___ Available data ___
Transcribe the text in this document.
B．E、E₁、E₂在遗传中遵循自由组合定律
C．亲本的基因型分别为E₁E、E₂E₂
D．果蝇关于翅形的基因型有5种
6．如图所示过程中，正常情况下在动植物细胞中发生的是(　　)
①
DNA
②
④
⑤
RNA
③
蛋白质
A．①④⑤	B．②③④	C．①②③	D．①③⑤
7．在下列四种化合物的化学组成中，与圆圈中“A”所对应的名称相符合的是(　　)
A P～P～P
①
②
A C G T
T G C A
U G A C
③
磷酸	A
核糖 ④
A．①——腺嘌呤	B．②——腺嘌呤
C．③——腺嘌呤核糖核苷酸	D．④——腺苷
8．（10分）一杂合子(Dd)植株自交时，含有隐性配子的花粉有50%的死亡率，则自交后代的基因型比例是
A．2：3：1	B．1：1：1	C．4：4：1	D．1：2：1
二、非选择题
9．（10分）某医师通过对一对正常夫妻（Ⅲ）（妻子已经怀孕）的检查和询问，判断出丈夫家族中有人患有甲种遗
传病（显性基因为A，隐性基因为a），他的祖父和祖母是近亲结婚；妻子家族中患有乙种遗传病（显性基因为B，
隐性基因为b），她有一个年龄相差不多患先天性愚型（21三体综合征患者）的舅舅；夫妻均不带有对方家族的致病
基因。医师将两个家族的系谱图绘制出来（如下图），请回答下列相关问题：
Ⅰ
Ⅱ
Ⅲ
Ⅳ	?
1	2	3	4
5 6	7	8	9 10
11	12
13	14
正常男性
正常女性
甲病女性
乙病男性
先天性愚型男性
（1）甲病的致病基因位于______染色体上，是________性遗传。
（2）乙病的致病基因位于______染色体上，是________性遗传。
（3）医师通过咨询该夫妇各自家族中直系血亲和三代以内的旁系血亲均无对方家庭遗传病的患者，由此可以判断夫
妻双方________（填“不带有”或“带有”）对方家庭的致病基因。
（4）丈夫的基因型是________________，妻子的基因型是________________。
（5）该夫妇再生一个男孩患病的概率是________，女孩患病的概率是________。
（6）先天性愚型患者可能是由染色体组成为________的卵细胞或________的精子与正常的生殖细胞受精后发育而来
___
**Exercise objective**
Return the lines above exactly, keeping every word.

**Response to the task**
Transcribe the text in this document.
B．E、E₁、E₂在遗传中遵循自由组合定律
C．亲本的基因型分别为E₁E、E₂E₂
D．果蝇关于翅形的基因型有5种
6．如图所示过程中，正常情况下在动植物细胞中发生的是(　　)
①
DNA
②
④
⑤
RNA
③
蛋白质
A．①④⑤	B．②③④	C．①②③	D．①③⑤
7．在下列四种化合物的化学组成中，与圆圈中“A”所对应的名称相符合的是(　　)
A P～P～P
①
②
A C G T
T G C A
U G A C
③
磷酸	A
核糖 ④
A．①——腺嘌呤	B．②——腺嘌呤
C．③——腺嘌呤核糖核苷酸	D．④——腺苷
8．（10分）一杂合子(Dd)植株自交时，含有隐性配子的花粉有50%的死亡率，则自交后代的基因型比例是
A．2：3：1	B．1：1：1	C．4：4：1	D．1：2：1
二、非选择题
9．（10分）某医师通过对一对正常夫妻（Ⅲ）（妻子已经怀孕）的检查和询问，判断出丈夫家族中有人患有甲种遗
传病（显性基因为A，隐性基因为a），他的祖父和祖母是近亲结婚；妻子家族中患有乙种遗传病（显性基因为B，
隐性基因为b），她有一个年龄相差不多患先天性愚型（21三体综合征患者）的舅舅；夫妻均不带有对方家族的致病
基因。医师将两个家族的系谱图绘制出来（如下图），请回答下列相关问题：
Ⅰ
Ⅱ
Ⅲ
Ⅳ	?
1	2	3	4
5 6	7	8	9 10
11	12
13	14
正常男性
正常女性
甲病女性
乙病男性
先天性愚型男性
（1）甲病的致病基因位于______染色体上，是________性遗传。
（2）乙病的致病基因位于______染色体上，是________性遗传。
（3）医师通过咨询该夫妇各自家族中直系血亲和三代以内的旁系血亲均无对方家庭遗传病的患者，由此可以判断夫
妻双方________（填“不带有”或“带有”）对方家庭的致病基因。
（4）丈夫的基因型是________________，妻子的基因型是________________。
（5）该夫妇再生一个男孩患病的概率是________，女孩患病的概率是________。
（6）先天性愚型患者可能是由染色体组成为________的卵细胞或________的精子与正常的生殖细胞受精后发育而来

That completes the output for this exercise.